> **원문 발췌**
■ ■ ■ ■ ■
이소에고마케톤을 유효성분으로 함유하는 암 예방 및 치료용 조성물{Composition for prevention and treatment of cancer comprising isoegomaketone as an active ingredient}

본 발명은 자소엽에서 분리한 이소에고마케톤(isoegomaketone)을 유효성분으로 함유하는 암 예방 및 치료용 조성물, 또는 건강식품에 관한 것이다.

대장암은 미국에서 암과 연관된 사망의 주된 요인일 뿐 아니라, 2010년 미국에서 약 102,900명이 대장암으로 진단되고, 51,370명이 사망할 것으로 추정되는 암으로(Jemal et al., 2010), 아시아에서도 서구화된 식습관으로 인해 그 발병률이 증가하고 있는 추세이다(Park et al., 2008). 현재 암의 치료는 수술적 방법, 항암 치료 및 방사선 치료를 이용하여 이루어지고 있다. 하지만, 이러한 치료들은 진행되거나 전이된 암에서는 제한적인 효과를 나타내는 문제점이 있다(Lee et al., 2008; Tan et al., 2009). 최근에, 중국의 전통 의학과 같은 대체의학적인 치료법이 서구의 나라에서 뿐 아니라, 아시아에서도 급속히 증가하고 있다. 지금까지, 식물에서부터 유래한 많은 천연 화합물이 아폽토시스 유도에 의한 항암 효과를 나타내는 것이 확인되고 있으며, 이러한 천연 화합물이 암의 치료 및 예방을 위한 신약 발굴에 기초한 새롭고 효과적인 천연 화합물로 사용될 수 있다(Athar et al., 2007; Nobili et al., 2009).
■ ■ ■ ■ ■
> **데이터 발췌**
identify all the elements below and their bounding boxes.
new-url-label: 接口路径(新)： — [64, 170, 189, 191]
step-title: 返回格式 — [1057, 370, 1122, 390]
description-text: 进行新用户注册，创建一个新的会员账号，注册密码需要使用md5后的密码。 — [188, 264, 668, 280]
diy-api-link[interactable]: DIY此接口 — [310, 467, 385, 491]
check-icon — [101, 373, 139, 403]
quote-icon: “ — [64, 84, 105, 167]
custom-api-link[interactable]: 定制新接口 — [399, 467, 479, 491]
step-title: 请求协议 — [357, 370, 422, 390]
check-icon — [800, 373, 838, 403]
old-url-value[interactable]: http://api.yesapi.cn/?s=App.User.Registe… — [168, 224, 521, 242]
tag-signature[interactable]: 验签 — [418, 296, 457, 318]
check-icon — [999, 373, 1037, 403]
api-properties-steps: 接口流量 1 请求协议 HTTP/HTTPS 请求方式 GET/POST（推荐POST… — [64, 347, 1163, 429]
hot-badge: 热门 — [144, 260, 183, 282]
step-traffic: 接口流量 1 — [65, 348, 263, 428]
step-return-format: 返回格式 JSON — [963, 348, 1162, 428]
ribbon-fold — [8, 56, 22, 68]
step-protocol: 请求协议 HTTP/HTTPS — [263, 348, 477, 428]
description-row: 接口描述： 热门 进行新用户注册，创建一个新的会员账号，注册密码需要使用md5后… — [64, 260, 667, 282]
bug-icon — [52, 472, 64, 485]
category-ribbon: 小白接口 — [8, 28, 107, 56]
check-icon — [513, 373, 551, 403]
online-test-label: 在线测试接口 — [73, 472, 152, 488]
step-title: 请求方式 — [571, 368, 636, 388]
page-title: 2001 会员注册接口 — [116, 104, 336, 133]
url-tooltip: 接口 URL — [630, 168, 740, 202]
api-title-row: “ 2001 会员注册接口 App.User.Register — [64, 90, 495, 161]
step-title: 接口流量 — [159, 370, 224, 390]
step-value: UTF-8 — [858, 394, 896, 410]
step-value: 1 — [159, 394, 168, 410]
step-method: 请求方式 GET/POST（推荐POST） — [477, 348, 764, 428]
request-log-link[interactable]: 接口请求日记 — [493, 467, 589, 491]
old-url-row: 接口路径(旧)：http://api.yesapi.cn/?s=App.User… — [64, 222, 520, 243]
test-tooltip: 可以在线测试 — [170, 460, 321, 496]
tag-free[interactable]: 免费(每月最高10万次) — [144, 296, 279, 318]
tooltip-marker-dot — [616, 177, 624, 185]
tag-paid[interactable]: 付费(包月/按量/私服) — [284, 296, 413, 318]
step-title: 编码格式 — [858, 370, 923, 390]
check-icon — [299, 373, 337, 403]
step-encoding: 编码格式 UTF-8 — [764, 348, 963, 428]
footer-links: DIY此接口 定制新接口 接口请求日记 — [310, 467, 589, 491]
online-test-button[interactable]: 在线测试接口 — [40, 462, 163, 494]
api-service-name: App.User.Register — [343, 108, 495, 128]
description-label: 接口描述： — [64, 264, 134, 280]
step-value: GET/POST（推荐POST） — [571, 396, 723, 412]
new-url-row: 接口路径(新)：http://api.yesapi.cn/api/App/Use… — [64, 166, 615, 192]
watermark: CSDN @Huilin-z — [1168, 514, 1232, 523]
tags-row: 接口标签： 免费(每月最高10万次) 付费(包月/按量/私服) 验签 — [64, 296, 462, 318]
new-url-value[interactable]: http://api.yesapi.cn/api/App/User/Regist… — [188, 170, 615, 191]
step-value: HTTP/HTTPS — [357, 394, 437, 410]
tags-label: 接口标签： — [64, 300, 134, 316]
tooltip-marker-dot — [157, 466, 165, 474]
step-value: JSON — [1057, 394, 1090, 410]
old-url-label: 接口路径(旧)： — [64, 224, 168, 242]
■ ■ ■ ■ ■
> **요청 사항**
이소에고마케톤 암 조성물에 관한 원문을 마지막 문장 다음부터 이어서 쓰십시오. 항목들은 원문과 다른 출처에서 가져온 것입니다.

> **작성 답변**
아폽토시스(apoptosis)는 프로그램된 세포 사멸로 알려져 있으며, 이는 세포 항상성 유지에서 중요한 역할을 수행하는 유전적 조절 메카니즘이다. 아폽토시스는 일반적으로 외인성(사멸 수용체) 경로 또는 내인성(미토콘드리아 내) 경로를 통해 유도될 수 있다. 외인성 경로에서, 그 리간드(ligand)에 의한 TNF/Fas-수용체의 라이게이션(ligation)은 카스파제-8 개시자의 절단을 유발하고, 효과자 카스파제-3를 직접적으로 활성화시키거나, Bcl-2 패밀리 멤버인 Bid의 절단을 유도한 후, 미토콘드리아 막으로 Bax의 전위를 유도한다(Mellier et al., 2010; Tan et al., 2009; Wu, 2009). 반면, 내인성 경로는 미토콘드리아에 의해 매개되고, 아톱토틱 자극에 대한 반응에서, 미토콘드리아로부터 시토크롬 c 및 아폽토시스-유도 인자(apoptosis-inducing factor, AIF)가 방출되며, 이러한 인자들은 카스파제-의존적 및 비의존적 아폽토시스에 관여한다. 시토크롬(cytochrome) c는 Apaf-1과 결합하여 아폽토좀(apoptosome)으로 불리는 구조를 형성하고, 카스파제-9를 활성화시키고, 이어서 카스파제-3를 활성화시킨 다음, 최종적으로 아폽토틱 세포 사멸을 일으킨다. AIF는 카스파제 비의존적 아폽토시스의 징표로, 아폽토틱 자극 후에, 핵내로 전위되어, DNA 단편화(fragmentation)를 유도한다(Huerta et al, 2006; Millan and Huerta, 2009).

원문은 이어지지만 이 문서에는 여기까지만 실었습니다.